_STATED TASK_
Repeat every line of the listing below exactly, minus the pictures.

Extracted data entries:
════════════════

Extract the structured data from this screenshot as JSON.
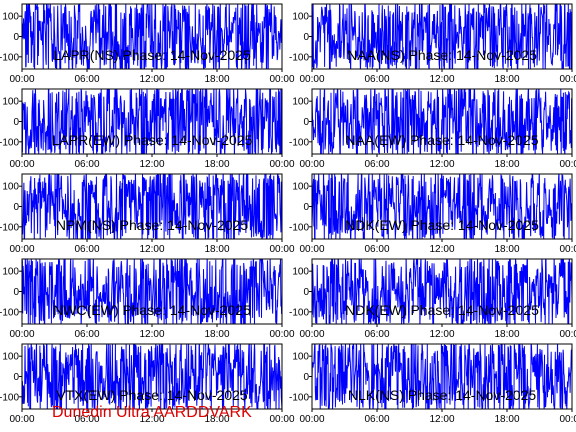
{
  "footer": "Dunedin Ultra AARDDVARK",
  "colors": {
    "trace": "#0000ff",
    "axes": "#000000",
    "footer": "#dd0000"
  },
  "chart_data": [
    {
      "type": "line",
      "title": "LAPR(NS) Phase: 14-Nov-2025",
      "x_ticks": [
        "00:00",
        "06:00",
        "12:00",
        "18:00",
        "00:00"
      ],
      "y_ticks": [
        "100",
        "0",
        "-100"
      ],
      "ylim": [
        -160,
        160
      ],
      "x_range_hours": [
        0,
        24
      ],
      "grid": false
    },
    {
      "type": "line",
      "title": "NAA(NS) Phase: 14-Nov-2025",
      "x_ticks": [
        "00:00",
        "06:00",
        "12:00",
        "18:00",
        "00:00"
      ],
      "y_ticks": [
        "100",
        "0",
        "-100"
      ],
      "ylim": [
        -160,
        160
      ],
      "x_range_hours": [
        0,
        24
      ],
      "grid": false
    },
    {
      "type": "line",
      "title": "LAPR(EW) Phase: 14-Nov-2025",
      "x_ticks": [
        "00:00",
        "06:00",
        "12:00",
        "18:00",
        "00:00"
      ],
      "y_ticks": [
        "100",
        "0",
        "-100"
      ],
      "ylim": [
        -160,
        160
      ],
      "x_range_hours": [
        0,
        24
      ],
      "grid": false
    },
    {
      "type": "line",
      "title": "NAA(EW) Phase: 14-Nov-2025",
      "x_ticks": [
        "00:00",
        "06:00",
        "12:00",
        "18:00",
        "00:00"
      ],
      "y_ticks": [
        "100",
        "0",
        "-100"
      ],
      "ylim": [
        -160,
        160
      ],
      "x_range_hours": [
        0,
        24
      ],
      "grid": false
    },
    {
      "type": "line",
      "title": "NPM(NS) Phase: 14-Nov-2025",
      "x_ticks": [
        "00:00",
        "06:00",
        "12:00",
        "18:00",
        "00:00"
      ],
      "y_ticks": [
        "100",
        "0",
        "-100"
      ],
      "ylim": [
        -160,
        160
      ],
      "x_range_hours": [
        0,
        24
      ],
      "grid": false
    },
    {
      "type": "line",
      "title": "NDK(EW) Phase: 14-Nov-2025",
      "x_ticks": [
        "00:00",
        "06:00",
        "12:00",
        "18:00",
        "00:00"
      ],
      "y_ticks": [
        "100",
        "0",
        "-100"
      ],
      "ylim": [
        -160,
        160
      ],
      "x_range_hours": [
        0,
        24
      ],
      "grid": false
    },
    {
      "type": "line",
      "title": "NWC(EW) Phase: 14-Nov-2025",
      "x_ticks": [
        "00:00",
        "06:00",
        "12:00",
        "18:00",
        "00:00"
      ],
      "y_ticks": [
        "100",
        "0",
        "-100"
      ],
      "ylim": [
        -160,
        160
      ],
      "x_range_hours": [
        0,
        24
      ],
      "grid": false
    },
    {
      "type": "line",
      "title": "NDK(EW) Phase: 14-Nov-2025",
      "x_ticks": [
        "00:00",
        "06:00",
        "12:00",
        "18:00",
        "00:00"
      ],
      "y_ticks": [
        "100",
        "0",
        "-100"
      ],
      "ylim": [
        -160,
        160
      ],
      "x_range_hours": [
        0,
        24
      ],
      "grid": false
    },
    {
      "type": "line",
      "title": "VTX(EW) Phase: 14-Nov-2025",
      "x_ticks": [
        "00:00",
        "06:00",
        "12:00",
        "18:00",
        "00:00"
      ],
      "y_ticks": [
        "100",
        "0",
        "-100"
      ],
      "ylim": [
        -160,
        160
      ],
      "x_range_hours": [
        0,
        24
      ],
      "grid": false
    },
    {
      "type": "line",
      "title": "NLK(NS) Phase: 14-Nov-2025",
      "x_ticks": [
        "00:00",
        "06:00",
        "12:00",
        "18:00",
        "00:00"
      ],
      "y_ticks": [
        "100",
        "0",
        "-100"
      ],
      "ylim": [
        -160,
        160
      ],
      "x_range_hours": [
        0,
        24
      ],
      "grid": false
    }
  ]
}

════════════════

_FULL RESPONSE_
Extract the structured data from this screenshot as JSON.
{
  "footer": "Dunedin Ultra AARDDVARK",
  "colors": {
    "trace": "#0000ff",
    "axes": "#000000",
    "footer": "#dd0000"
  },
  "chart_data": [
    {
      "type": "line",
      "title": "LAPR(NS) Phase: 14-Nov-2025",
      "x_ticks": [
        "00:00",
        "06:00",
        "12:00",
        "18:00",
        "00:00"
      ],
      "y_ticks": [
        "100",
        "0",
        "-100"
      ],
      "ylim": [
        -160,
        160
      ],
      "x_range_hours": [
        0,
        24
      ],
      "grid": false
    },
    {
      "type": "line",
      "title": "NAA(NS) Phase: 14-Nov-2025",
      "x_ticks": [
        "00:00",
        "06:00",
        "12:00",
        "18:00",
        "00:00"
      ],
      "y_ticks": [
        "100",
        "0",
        "-100"
      ],
      "ylim": [
        -160,
        160
      ],
      "x_range_hours": [
        0,
        24
      ],
      "grid": false
    },
    {
      "type": "line",
      "title": "LAPR(EW) Phase: 14-Nov-2025",
      "x_ticks": [
        "00:00",
        "06:00",
        "12:00",
        "18:00",
        "00:00"
      ],
      "y_ticks": [
        "100",
        "0",
        "-100"
      ],
      "ylim": [
        -160,
        160
      ],
      "x_range_hours": [
        0,
        24
      ],
      "grid": false
    },
    {
      "type": "line",
      "title": "NAA(EW) Phase: 14-Nov-2025",
      "x_ticks": [
        "00:00",
        "06:00",
        "12:00",
        "18:00",
        "00:00"
      ],
      "y_ticks": [
        "100",
        "0",
        "-100"
      ],
      "ylim": [
        -160,
        160
      ],
      "x_range_hours": [
        0,
        24
      ],
      "grid": false
    },
    {
      "type": "line",
      "title": "NPM(NS) Phase: 14-Nov-2025",
      "x_ticks": [
        "00:00",
        "06:00",
        "12:00",
        "18:00",
        "00:00"
      ],
      "y_ticks": [
        "100",
        "0",
        "-100"
      ],
      "ylim": [
        -160,
        160
      ],
      "x_range_hours": [
        0,
        24
      ],
      "grid": false
    },
    {
      "type": "line",
      "title": "NDK(EW) Phase: 14-Nov-2025",
      "x_ticks": [
        "00:00",
        "06:00",
        "12:00",
        "18:00",
        "00:00"
      ],
      "y_ticks": [
        "100",
        "0",
        "-100"
      ],
      "ylim": [
        -160,
        160
      ],
      "x_range_hours": [
        0,
        24
      ],
      "grid": false
    },
    {
      "type": "line",
      "title": "NWC(EW) Phase: 14-Nov-2025",
      "x_ticks": [
        "00:00",
        "06:00",
        "12:00",
        "18:00",
        "00:00"
      ],
      "y_ticks": [
        "100",
        "0",
        "-100"
      ],
      "ylim": [
        -160,
        160
      ],
      "x_range_hours": [
        0,
        24
      ],
      "grid": false
    },
    {
      "type": "line",
      "title": "NDK(EW) Phase: 14-Nov-2025",
      "x_ticks": [
        "00:00",
        "06:00",
        "12:00",
        "18:00",
        "00:00"
      ],
      "y_ticks": [
        "100",
        "0",
        "-100"
      ],
      "ylim": [
        -160,
        160
      ],
      "x_range_hours": [
        0,
        24
      ],
      "grid": false
    },
    {
      "type": "line",
      "title": "VTX(EW) Phase: 14-Nov-2025",
      "x_ticks": [
        "00:00",
        "06:00",
        "12:00",
        "18:00",
        "00:00"
      ],
      "y_ticks": [
        "100",
        "0",
        "-100"
      ],
      "ylim": [
        -160,
        160
      ],
      "x_range_hours": [
        0,
        24
      ],
      "grid": false
    },
    {
      "type": "line",
      "title": "NLK(NS) Phase: 14-Nov-2025",
      "x_ticks": [
        "00:00",
        "06:00",
        "12:00",
        "18:00",
        "00:00"
      ],
      "y_ticks": [
        "100",
        "0",
        "-100"
      ],
      "ylim": [
        -160,
        160
      ],
      "x_range_hours": [
        0,
        24
      ],
      "grid": false
    }
  ]
}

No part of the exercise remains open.